Start

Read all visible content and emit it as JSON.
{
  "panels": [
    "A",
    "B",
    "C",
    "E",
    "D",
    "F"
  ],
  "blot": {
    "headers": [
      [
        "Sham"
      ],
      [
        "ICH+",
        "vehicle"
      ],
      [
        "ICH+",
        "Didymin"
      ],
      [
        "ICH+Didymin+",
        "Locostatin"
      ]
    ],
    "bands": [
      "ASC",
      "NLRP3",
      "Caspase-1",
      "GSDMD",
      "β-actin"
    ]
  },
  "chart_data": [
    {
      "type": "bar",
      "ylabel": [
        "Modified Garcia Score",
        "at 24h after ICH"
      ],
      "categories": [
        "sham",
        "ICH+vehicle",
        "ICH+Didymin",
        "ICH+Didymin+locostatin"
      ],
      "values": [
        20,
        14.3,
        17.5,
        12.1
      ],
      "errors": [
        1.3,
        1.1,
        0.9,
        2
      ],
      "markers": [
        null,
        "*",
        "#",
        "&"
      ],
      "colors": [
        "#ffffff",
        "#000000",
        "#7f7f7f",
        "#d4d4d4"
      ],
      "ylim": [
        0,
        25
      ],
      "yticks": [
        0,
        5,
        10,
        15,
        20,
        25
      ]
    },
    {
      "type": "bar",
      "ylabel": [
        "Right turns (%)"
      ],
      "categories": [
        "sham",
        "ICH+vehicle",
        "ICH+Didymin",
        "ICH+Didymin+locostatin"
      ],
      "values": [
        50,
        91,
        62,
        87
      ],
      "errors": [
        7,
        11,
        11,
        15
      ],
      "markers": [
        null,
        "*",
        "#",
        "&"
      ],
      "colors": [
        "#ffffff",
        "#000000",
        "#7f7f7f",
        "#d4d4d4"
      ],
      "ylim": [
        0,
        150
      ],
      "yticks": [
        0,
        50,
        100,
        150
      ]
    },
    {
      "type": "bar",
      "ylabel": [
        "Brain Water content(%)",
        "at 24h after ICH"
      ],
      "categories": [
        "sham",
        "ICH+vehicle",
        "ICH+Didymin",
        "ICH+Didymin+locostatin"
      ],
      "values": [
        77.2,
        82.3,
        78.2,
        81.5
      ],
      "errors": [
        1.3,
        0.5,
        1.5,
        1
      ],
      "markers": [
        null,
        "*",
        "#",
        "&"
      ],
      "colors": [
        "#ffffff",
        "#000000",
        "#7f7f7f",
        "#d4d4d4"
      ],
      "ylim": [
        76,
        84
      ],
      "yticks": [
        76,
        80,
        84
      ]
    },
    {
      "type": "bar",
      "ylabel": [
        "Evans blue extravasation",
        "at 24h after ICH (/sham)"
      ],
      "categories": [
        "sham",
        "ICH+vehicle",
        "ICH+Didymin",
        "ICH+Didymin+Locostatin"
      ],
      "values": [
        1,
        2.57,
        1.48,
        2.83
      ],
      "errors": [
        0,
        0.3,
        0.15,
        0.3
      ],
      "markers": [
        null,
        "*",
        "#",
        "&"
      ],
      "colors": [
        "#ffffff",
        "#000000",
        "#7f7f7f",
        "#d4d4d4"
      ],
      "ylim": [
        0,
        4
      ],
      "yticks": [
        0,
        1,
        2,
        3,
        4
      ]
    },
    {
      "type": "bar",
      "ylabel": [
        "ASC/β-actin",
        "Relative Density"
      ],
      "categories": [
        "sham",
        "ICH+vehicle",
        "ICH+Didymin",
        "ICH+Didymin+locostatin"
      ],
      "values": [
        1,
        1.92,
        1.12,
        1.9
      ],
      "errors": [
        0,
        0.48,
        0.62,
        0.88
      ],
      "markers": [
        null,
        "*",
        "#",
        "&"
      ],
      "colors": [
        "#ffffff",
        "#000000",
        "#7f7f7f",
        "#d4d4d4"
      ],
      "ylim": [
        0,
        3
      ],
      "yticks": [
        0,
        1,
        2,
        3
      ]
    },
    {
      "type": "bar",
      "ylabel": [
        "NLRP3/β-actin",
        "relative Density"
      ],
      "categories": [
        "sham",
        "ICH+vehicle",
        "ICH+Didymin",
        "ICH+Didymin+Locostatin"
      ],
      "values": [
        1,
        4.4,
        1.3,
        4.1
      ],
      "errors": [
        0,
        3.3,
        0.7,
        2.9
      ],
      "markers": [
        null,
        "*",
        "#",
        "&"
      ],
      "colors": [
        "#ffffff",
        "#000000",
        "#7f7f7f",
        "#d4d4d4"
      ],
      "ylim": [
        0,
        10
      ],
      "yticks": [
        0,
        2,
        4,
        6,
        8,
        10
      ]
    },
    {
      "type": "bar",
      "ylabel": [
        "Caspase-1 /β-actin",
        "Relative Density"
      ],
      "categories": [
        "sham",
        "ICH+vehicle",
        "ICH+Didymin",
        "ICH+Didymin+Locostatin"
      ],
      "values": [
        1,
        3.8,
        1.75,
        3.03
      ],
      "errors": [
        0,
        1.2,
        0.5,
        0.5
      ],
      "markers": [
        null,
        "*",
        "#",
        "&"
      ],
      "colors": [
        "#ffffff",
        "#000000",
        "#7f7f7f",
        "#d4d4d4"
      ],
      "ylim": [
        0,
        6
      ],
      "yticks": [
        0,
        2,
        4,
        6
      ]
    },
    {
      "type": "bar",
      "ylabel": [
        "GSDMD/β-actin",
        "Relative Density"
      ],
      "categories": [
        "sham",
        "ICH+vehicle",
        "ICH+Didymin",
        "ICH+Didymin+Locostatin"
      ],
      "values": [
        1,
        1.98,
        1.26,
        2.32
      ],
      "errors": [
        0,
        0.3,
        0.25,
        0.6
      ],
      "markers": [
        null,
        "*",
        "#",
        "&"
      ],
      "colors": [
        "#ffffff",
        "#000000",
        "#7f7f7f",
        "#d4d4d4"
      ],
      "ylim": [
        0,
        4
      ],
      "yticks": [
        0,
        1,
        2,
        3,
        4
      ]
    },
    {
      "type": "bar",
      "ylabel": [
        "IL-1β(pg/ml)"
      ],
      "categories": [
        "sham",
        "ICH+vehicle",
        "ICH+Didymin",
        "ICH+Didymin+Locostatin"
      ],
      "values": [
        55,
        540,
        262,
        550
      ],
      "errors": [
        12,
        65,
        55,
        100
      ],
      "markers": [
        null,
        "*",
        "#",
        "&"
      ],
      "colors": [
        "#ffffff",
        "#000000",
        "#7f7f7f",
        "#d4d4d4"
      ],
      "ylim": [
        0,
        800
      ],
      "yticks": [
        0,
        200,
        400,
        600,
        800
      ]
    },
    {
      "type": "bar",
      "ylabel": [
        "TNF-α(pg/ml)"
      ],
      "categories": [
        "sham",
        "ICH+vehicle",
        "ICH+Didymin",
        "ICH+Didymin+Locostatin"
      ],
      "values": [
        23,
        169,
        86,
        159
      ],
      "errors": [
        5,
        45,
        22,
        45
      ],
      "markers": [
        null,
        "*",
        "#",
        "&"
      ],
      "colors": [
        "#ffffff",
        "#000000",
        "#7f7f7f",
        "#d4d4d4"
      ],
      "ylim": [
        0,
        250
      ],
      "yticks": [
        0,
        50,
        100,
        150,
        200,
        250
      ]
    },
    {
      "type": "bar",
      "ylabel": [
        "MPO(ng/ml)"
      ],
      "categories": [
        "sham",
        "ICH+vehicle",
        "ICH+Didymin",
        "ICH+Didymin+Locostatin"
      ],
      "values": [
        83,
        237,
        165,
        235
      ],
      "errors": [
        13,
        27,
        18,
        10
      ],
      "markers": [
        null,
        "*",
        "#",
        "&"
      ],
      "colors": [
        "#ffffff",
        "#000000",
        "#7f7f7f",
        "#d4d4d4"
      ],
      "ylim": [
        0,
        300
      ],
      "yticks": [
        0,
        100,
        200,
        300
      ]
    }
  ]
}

End

▶ WHAT THIS TASK INVOLVES: All of the entries must be quoted exactly; please include each one.

▶ SOLUTION TO THE PROBLEM:
Read all visible content and emit it as JSON.
{
  "panels": [
    "A",
    "B",
    "C",
    "E",
    "D",
    "F"
  ],
  "blot": {
    "headers": [
      [
        "Sham"
      ],
      [
        "ICH+",
        "vehicle"
      ],
      [
        "ICH+",
        "Didymin"
      ],
      [
        "ICH+Didymin+",
        "Locostatin"
      ]
    ],
    "bands": [
      "ASC",
      "NLRP3",
      "Caspase-1",
      "GSDMD",
      "β-actin"
    ]
  },
  "chart_data": [
    {
      "type": "bar",
      "ylabel": [
        "Modified Garcia Score",
        "at 24h after ICH"
      ],
      "categories": [
        "sham",
        "ICH+vehicle",
        "ICH+Didymin",
        "ICH+Didymin+locostatin"
      ],
      "values": [
        20,
        14.3,
        17.5,
        12.1
      ],
      "errors": [
        1.3,
        1.1,
        0.9,
        2
      ],
      "markers": [
        null,
        "*",
        "#",
        "&"
      ],
      "colors": [
        "#ffffff",
        "#000000",
        "#7f7f7f",
        "#d4d4d4"
      ],
      "ylim": [
        0,
        25
      ],
      "yticks": [
        0,
        5,
        10,
        15,
        20,
        25
      ]
    },
    {
      "type": "bar",
      "ylabel": [
        "Right turns (%)"
      ],
      "categories": [
        "sham",
        "ICH+vehicle",
        "ICH+Didymin",
        "ICH+Didymin+locostatin"
      ],
      "values": [
        50,
        91,
        62,
        87
      ],
      "errors": [
        7,
        11,
        11,
        15
      ],
      "markers": [
        null,
        "*",
        "#",
        "&"
      ],
      "colors": [
        "#ffffff",
        "#000000",
        "#7f7f7f",
        "#d4d4d4"
      ],
      "ylim": [
        0,
        150
      ],
      "yticks": [
        0,
        50,
        100,
        150
      ]
    },
    {
      "type": "bar",
      "ylabel": [
        "Brain Water content(%)",
        "at 24h after ICH"
      ],
      "categories": [
        "sham",
        "ICH+vehicle",
        "ICH+Didymin",
        "ICH+Didymin+locostatin"
      ],
      "values": [
        77.2,
        82.3,
        78.2,
        81.5
      ],
      "errors": [
        1.3,
        0.5,
        1.5,
        1
      ],
      "markers": [
        null,
        "*",
        "#",
        "&"
      ],
      "colors": [
        "#ffffff",
        "#000000",
        "#7f7f7f",
        "#d4d4d4"
      ],
      "ylim": [
        76,
        84
      ],
      "yticks": [
        76,
        80,
        84
      ]
    },
    {
      "type": "bar",
      "ylabel": [
        "Evans blue extravasation",
        "at 24h after ICH (/sham)"
      ],
      "categories": [
        "sham",
        "ICH+vehicle",
        "ICH+Didymin",
        "ICH+Didymin+Locostatin"
      ],
      "values": [
        1,
        2.57,
        1.48,
        2.83
      ],
      "errors": [
        0,
        0.3,
        0.15,
        0.3
      ],
      "markers": [
        null,
        "*",
        "#",
        "&"
      ],
      "colors": [
        "#ffffff",
        "#000000",
        "#7f7f7f",
        "#d4d4d4"
      ],
      "ylim": [
        0,
        4
      ],
      "yticks": [
        0,
        1,
        2,
        3,
        4
      ]
    },
    {
      "type": "bar",
      "ylabel": [
        "ASC/β-actin",
        "Relative Density"
      ],
      "categories": [
        "sham",
        "ICH+vehicle",
        "ICH+Didymin",
        "ICH+Didymin+locostatin"
      ],
      "values": [
        1,
        1.92,
        1.12,
        1.9
      ],
      "errors": [
        0,
        0.48,
        0.62,
        0.88
      ],
      "markers": [
        null,
        "*",
        "#",
        "&"
      ],
      "colors": [
        "#ffffff",
        "#000000",
        "#7f7f7f",
        "#d4d4d4"
      ],
      "ylim": [
        0,
        3
      ],
      "yticks": [
        0,
        1,
        2,
        3
      ]
    },
    {
      "type": "bar",
      "ylabel": [
        "NLRP3/β-actin",
        "relative Density"
      ],
      "categories": [
        "sham",
        "ICH+vehicle",
        "ICH+Didymin",
        "ICH+Didymin+Locostatin"
      ],
      "values": [
        1,
        4.4,
        1.3,
        4.1
      ],
      "errors": [
        0,
        3.3,
        0.7,
        2.9
      ],
      "markers": [
        null,
        "*",
        "#",
        "&"
      ],
      "colors": [
        "#ffffff",
        "#000000",
        "#7f7f7f",
        "#d4d4d4"
      ],
      "ylim": [
        0,
        10
      ],
      "yticks": [
        0,
        2,
        4,
        6,
        8,
        10
      ]
    },
    {
      "type": "bar",
      "ylabel": [
        "Caspase-1 /β-actin",
        "Relative Density"
      ],
      "categories": [
        "sham",
        "ICH+vehicle",
        "ICH+Didymin",
        "ICH+Didymin+Locostatin"
      ],
      "values": [
        1,
        3.8,
        1.75,
        3.03
      ],
      "errors": [
        0,
        1.2,
        0.5,
        0.5
      ],
      "markers": [
        null,
        "*",
        "#",
        "&"
      ],
      "colors": [
        "#ffffff",
        "#000000",
        "#7f7f7f",
        "#d4d4d4"
      ],
      "ylim": [
        0,
        6
      ],
      "yticks": [
        0,
        2,
        4,
        6
      ]
    },
    {
      "type": "bar",
      "ylabel": [
        "GSDMD/β-actin",
        "Relative Density"
      ],
      "categories": [
        "sham",
        "ICH+vehicle",
        "ICH+Didymin",
        "ICH+Didymin+Locostatin"
      ],
      "values": [
        1,
        1.98,
        1.26,
        2.32
      ],
      "errors": [
        0,
        0.3,
        0.25,
        0.6
      ],
      "markers": [
        null,
        "*",
        "#",
        "&"
      ],
      "colors": [
        "#ffffff",
        "#000000",
        "#7f7f7f",
        "#d4d4d4"
      ],
      "ylim": [
        0,
        4
      ],
      "yticks": [
        0,
        1,
        2,
        3,
        4
      ]
    },
    {
      "type": "bar",
      "ylabel": [
        "IL-1β(pg/ml)"
      ],
      "categories": [
        "sham",
        "ICH+vehicle",
        "ICH+Didymin",
        "ICH+Didymin+Locostatin"
      ],
      "values": [
        55,
        540,
        262,
        550
      ],
      "errors": [
        12,
        65,
        55,
        100
      ],
      "markers": [
        null,
        "*",
        "#",
        "&"
      ],
      "colors": [
        "#ffffff",
        "#000000",
        "#7f7f7f",
        "#d4d4d4"
      ],
      "ylim": [
        0,
        800
      ],
      "yticks": [
        0,
        200,
        400,
        600,
        800
      ]
    },
    {
      "type": "bar",
      "ylabel": [
        "TNF-α(pg/ml)"
      ],
      "categories": [
        "sham",
        "ICH+vehicle",
        "ICH+Didymin",
        "ICH+Didymin+Locostatin"
      ],
      "values": [
        23,
        169,
        86,
        159
      ],
      "errors": [
        5,
        45,
        22,
        45
      ],
      "markers": [
        null,
        "*",
        "#",
        "&"
      ],
      "colors": [
        "#ffffff",
        "#000000",
        "#7f7f7f",
        "#d4d4d4"
      ],
      "ylim": [
        0,
        250
      ],
      "yticks": [
        0,
        50,
        100,
        150,
        200,
        250
      ]
    },
    {
      "type": "bar",
      "ylabel": [
        "MPO(ng/ml)"
      ],
      "categories": [
        "sham",
        "ICH+vehicle",
        "ICH+Didymin",
        "ICH+Didymin+Locostatin"
      ],
      "values": [
        83,
        237,
        165,
        235
      ],
      "errors": [
        13,
        27,
        18,
        10
      ],
      "markers": [
        null,
        "*",
        "#",
        "&"
      ],
      "colors": [
        "#ffffff",
        "#000000",
        "#7f7f7f",
        "#d4d4d4"
      ],
      "ylim": [
        0,
        300
      ],
      "yticks": [
        0,
        100,
        200,
        300
      ]
    }
  ]
}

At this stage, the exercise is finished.